-- TASK STATEMENT --
Transcribe the passage of the article on pharma-to-CDMO facility sales from "Samsung plans further" to "contract manufacturing needs.", copying it word for word.

*** DOCUMENT TEXT

Manufacturing deals saw an unusual burst of activity recently, with a spike in the number of contract development and manufacturing organisations (CDMOs) acquiring facilities from pharma companies.

These were led by Samsung Biologics, which completed its acquisition of a Rockville, US, manufacturing facility from GSK and was one of three such pharma-to-CDMO agreements from 15 March to 15 April. In contrast, just two deals of this type emerged across the eight months before 15 March 2026.

The agreements were captured in the latest edition of GlobalData’s monthly Bio/Pharmaceutical Outsourcing Report, part of which tracks contract manufacturing mergers, acquisitions and financing deals.

The pharma-to-CDMO facility sales come as pharmaceutical companies retool their manufacturing needs amid industry-wide moves to onshore US domestic manufacturing in the face of increasing tariff threats. In 2025, some of the industry’s largest investments were made by Roche, Novartis, Eli Lilly, and Johnson & Johnson, whose combined plans were worth $155bn.

GSK was another of the pharma companies announcing billion-dollar manufacturing investments in the US last year, and one of those taking the opportunity to adjust its in-house operations.

The company’s deal with Samsung hands the South Korean company its first US manufacturing presence and an additional 60,000L of drug substance capacity, increasing its global capacity by almost 8% to 845,000L.

Samsung plans further investments to add capabilities and strengthen long-term operations at the Rockville site, which can already support both clinical and commercial biologics production across multiple manufacturing scales from its two cGMP manufacturing plants.

Meanwhile, GSK will continue to benefit from the site, with Samsung supplying the pharma company with the products previously manufactured there. But signposting GSK’s reduced needs from the facility, Samsung will transition to serve additional contract manufacturing needs.

Another pharma-to-CDMO facility sale that completed between 15 March and 15 April involved Bristol Myers Squibb and Rois, the CDMO business of Laboratorios Farmaceuticos Rovi. Rois acquired a BMS injectables manufacturing facility in Phoenix, US, in an agreement that will also see the CDMO continue to manufacture products at its new site for the pharma company.

The third of the three recent deals, and the only one outside the US, saw Adragos Pharma finalise its acquisition of a sterile fill-finish facility from Sanofi located in Maisons-Alfort, France, as part of the CDMO’s moves to strengthen its European injectables network.

Taken together, the trio of deals are an acceleration in a direction of travel that encompassed Celltrion completing its purchase of Eli Lilly’s site in Branchburg, US, in January and before that Thermo Fisher Scientific completing its September 2025 acquisition of a sterile fill-finish and packaging site in Ridgefield, US, from Sanofi, with the outsourcing company folding that facility into its pharma services business within its Laboratory Products and Biopharma Services segment.

These types of deals provide valuable expansion opportunities for the outsourcing sector and can give greater flexibility to pharma companies wanting to reconfigure their US manufacturing footprints.

******
*** MATERIAL PROVIDED

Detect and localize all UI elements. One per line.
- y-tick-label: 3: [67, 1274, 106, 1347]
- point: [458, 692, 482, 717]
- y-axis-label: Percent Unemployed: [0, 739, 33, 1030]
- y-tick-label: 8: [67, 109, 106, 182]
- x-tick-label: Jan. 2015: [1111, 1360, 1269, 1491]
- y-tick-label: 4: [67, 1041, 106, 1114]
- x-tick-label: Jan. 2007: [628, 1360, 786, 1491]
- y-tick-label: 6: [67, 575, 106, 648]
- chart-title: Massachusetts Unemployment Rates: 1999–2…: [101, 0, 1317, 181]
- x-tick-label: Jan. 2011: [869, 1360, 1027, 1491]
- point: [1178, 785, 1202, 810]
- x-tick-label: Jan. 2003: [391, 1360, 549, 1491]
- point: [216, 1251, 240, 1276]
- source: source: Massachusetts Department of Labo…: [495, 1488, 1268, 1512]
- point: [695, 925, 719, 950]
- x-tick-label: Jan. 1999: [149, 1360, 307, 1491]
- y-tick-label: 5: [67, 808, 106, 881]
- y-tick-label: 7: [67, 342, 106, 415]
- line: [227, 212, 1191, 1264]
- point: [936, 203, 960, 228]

******

-- REPLY --
Samsung plans further investments to add capabilities and strengthen long-term operations at the Rockville site, which can already support both clinical and commercial biologics production across multiple manufacturing scales from its two cGMP manufacturing plants.

Meanwhile, GSK will continue to benefit from the site, with Samsung supplying the pharma company with the products previously manufactured there. But signposting GSK’s reduced needs from the facility, Samsung will transition to serve additional contract manufacturing needs.